> Exercise prompt: Output the material below unchanged, apart from leaving out the pictures.

....

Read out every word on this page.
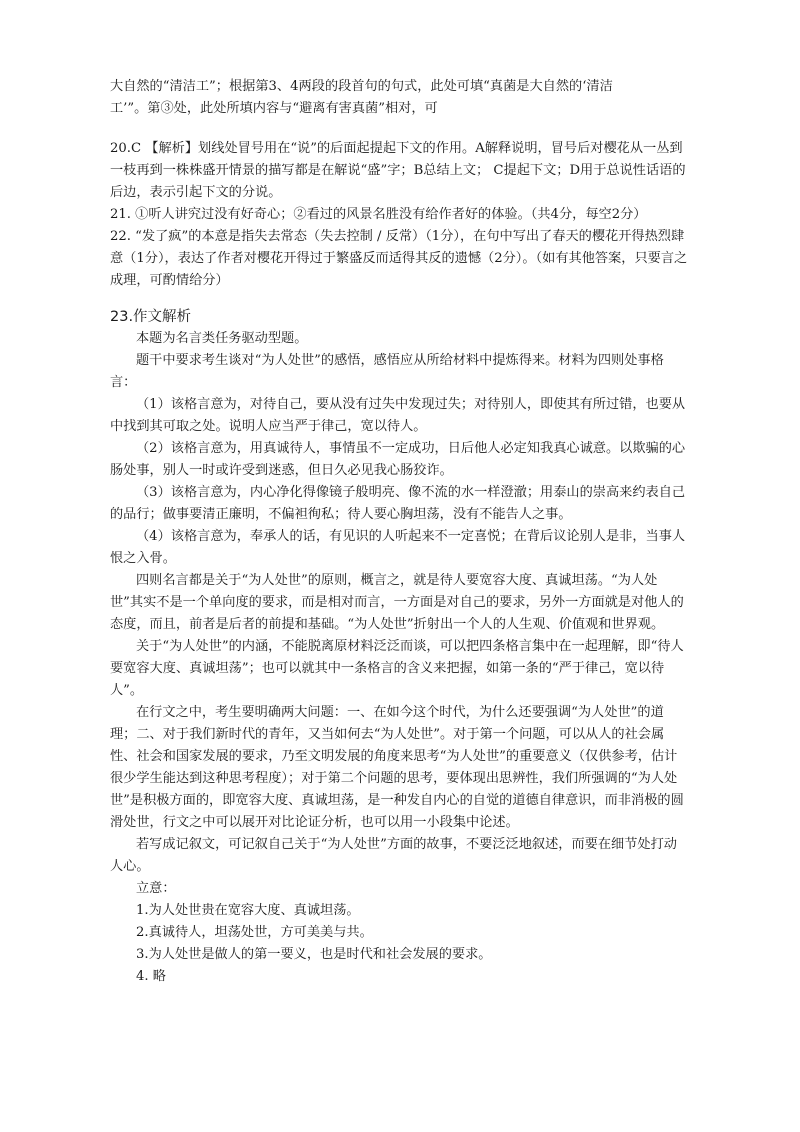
大自然的“清洁工”；根据第3、4两段的段首句的句式，此处可填“真菌是大自然的‘清洁

工’”。第③处，此处所填内容与“避离有害真菌”相对，可

20.C 【解析】划线处冒号用在“说”的后面起提起下文的作用。A解释说明，冒号后对樱花从一丛到一枝再到一株株盛开情景的描写都是在解说“盛”字；B总结上文； C提起下文；D用于总说性话语的后边，表示引起下文的分说。

21. ①听人讲究过没有好奇心；②看过的风景名胜没有给作者好的体验。（共4分，每空2分）

22. “发了疯”的本意是指失去常态（失去控制 / 反常）（1分），在句中写出了春天的樱花开得热烈肆意（1分），表达了作者对樱花开得过于繁盛反而适得其反的遗憾（2分）。（如有其他答案，只要言之成理，可酌情给分）

23.作文解析

本题为名言类任务驱动型题。

题干中要求考生谈对“为人处世”的感悟，感悟应从所给材料中提炼得来。材料为四则处事格言：

（1）该格言意为，对待自己，要从没有过失中发现过失；对待别人，即使其有所过错，也要从中找到其可取之处。说明人应当严于律己，宽以待人。

（2）该格言意为，用真诚待人，事情虽不一定成功，日后他人必定知我真心诚意。以欺骗的心肠处事，别人一时或许受到迷惑，但日久必见我心肠狡诈。

（3）该格言意为，内心净化得像镜子般明亮、像不流的水一样澄澈；用泰山的崇高来约表自己的品行；做事要清正廉明，不偏袒徇私；待人要心胸坦荡，没有不能告人之事。

（4）该格言意为，奉承人的话，有见识的人听起来不一定喜悦；在背后议论别人是非，当事人恨之入骨。

四则名言都是关于“为人处世”的原则，概言之，就是待人要宽容大度、真诚坦荡。“为人处世”其实不是一个单向度的要求，而是相对而言，一方面是对自己的要求，另外一方面就是对他人的态度，而且，前者是后者的前提和基础。“为人处世”折射出一个人的人生观、价值观和世界观。

关于“为人处世”的内涵，不能脱离原材料泛泛而谈，可以把四条格言集中在一起理解，即“待人要宽容大度、真诚坦荡”；也可以就其中一条格言的含义来把握，如第一条的“严于律己，宽以待人”。

在行文之中，考生要明确两大问题：一、在如今这个时代，为什么还要强调“为人处世”的道理；二、对于我们新时代的青年，又当如何去“为人处世”。对于第一个问题，可以从人的社会属性、社会和国家发展的要求，乃至文明发展的角度来思考“为人处世”的重要意义（仅供参考，估计很少学生能达到这种思考程度）；对于第二个问题的思考，要体现出思辨性，我们所强调的“为人处世”是积极方面的，即宽容大度、真诚坦荡，是一种发自内心的自觉的道德自律意识，而非消极的圆滑处世，行文之中可以展开对比论证分析，也可以用一小段集中论述。

若写成记叙文，可记叙自己关于“为人处世”方面的故事，不要泛泛地叙述，而要在细节处打动人心。

立意：

1.为人处世贵在宽容大度、真诚坦荡。

2.真诚待人，坦荡处世，方可美美与共。

3.为人处世是做人的第一要义，也是时代和社会发展的要求。

4. 略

....

> Completed task:
Read out every word on this page.
大自然的“清洁工”；根据第3、4两段的段首句的句式，此处可填“真菌是大自然的‘清洁

工’”。第③处，此处所填内容与“避离有害真菌”相对，可

20.C 【解析】划线处冒号用在“说”的后面起提起下文的作用。A解释说明，冒号后对樱花从一丛到一枝再到一株株盛开情景的描写都是在解说“盛”字；B总结上文； C提起下文；D用于总说性话语的后边，表示引起下文的分说。

21. ①听人讲究过没有好奇心；②看过的风景名胜没有给作者好的体验。（共4分，每空2分）

22. “发了疯”的本意是指失去常态（失去控制 / 反常）（1分），在句中写出了春天的樱花开得热烈肆意（1分），表达了作者对樱花开得过于繁盛反而适得其反的遗憾（2分）。（如有其他答案，只要言之成理，可酌情给分）

23.作文解析

本题为名言类任务驱动型题。

题干中要求考生谈对“为人处世”的感悟，感悟应从所给材料中提炼得来。材料为四则处事格言：

（1）该格言意为，对待自己，要从没有过失中发现过失；对待别人，即使其有所过错，也要从中找到其可取之处。说明人应当严于律己，宽以待人。

（2）该格言意为，用真诚待人，事情虽不一定成功，日后他人必定知我真心诚意。以欺骗的心肠处事，别人一时或许受到迷惑，但日久必见我心肠狡诈。

（3）该格言意为，内心净化得像镜子般明亮、像不流的水一样澄澈；用泰山的崇高来约表自己的品行；做事要清正廉明，不偏袒徇私；待人要心胸坦荡，没有不能告人之事。

（4）该格言意为，奉承人的话，有见识的人听起来不一定喜悦；在背后议论别人是非，当事人恨之入骨。

四则名言都是关于“为人处世”的原则，概言之，就是待人要宽容大度、真诚坦荡。“为人处世”其实不是一个单向度的要求，而是相对而言，一方面是对自己的要求，另外一方面就是对他人的态度，而且，前者是后者的前提和基础。“为人处世”折射出一个人的人生观、价值观和世界观。

关于“为人处世”的内涵，不能脱离原材料泛泛而谈，可以把四条格言集中在一起理解，即“待人要宽容大度、真诚坦荡”；也可以就其中一条格言的含义来把握，如第一条的“严于律己，宽以待人”。

在行文之中，考生要明确两大问题：一、在如今这个时代，为什么还要强调“为人处世”的道理；二、对于我们新时代的青年，又当如何去“为人处世”。对于第一个问题，可以从人的社会属性、社会和国家发展的要求，乃至文明发展的角度来思考“为人处世”的重要意义（仅供参考，估计很少学生能达到这种思考程度）；对于第二个问题的思考，要体现出思辨性，我们所强调的“为人处世”是积极方面的，即宽容大度、真诚坦荡，是一种发自内心的自觉的道德自律意识，而非消极的圆滑处世，行文之中可以展开对比论证分析，也可以用一小段集中论述。

若写成记叙文，可记叙自己关于“为人处世”方面的故事，不要泛泛地叙述，而要在细节处打动人心。

立意：

1.为人处世贵在宽容大度、真诚坦荡。

2.真诚待人，坦荡处世，方可美美与共。

3.为人处世是做人的第一要义，也是时代和社会发展的要求。

4. 略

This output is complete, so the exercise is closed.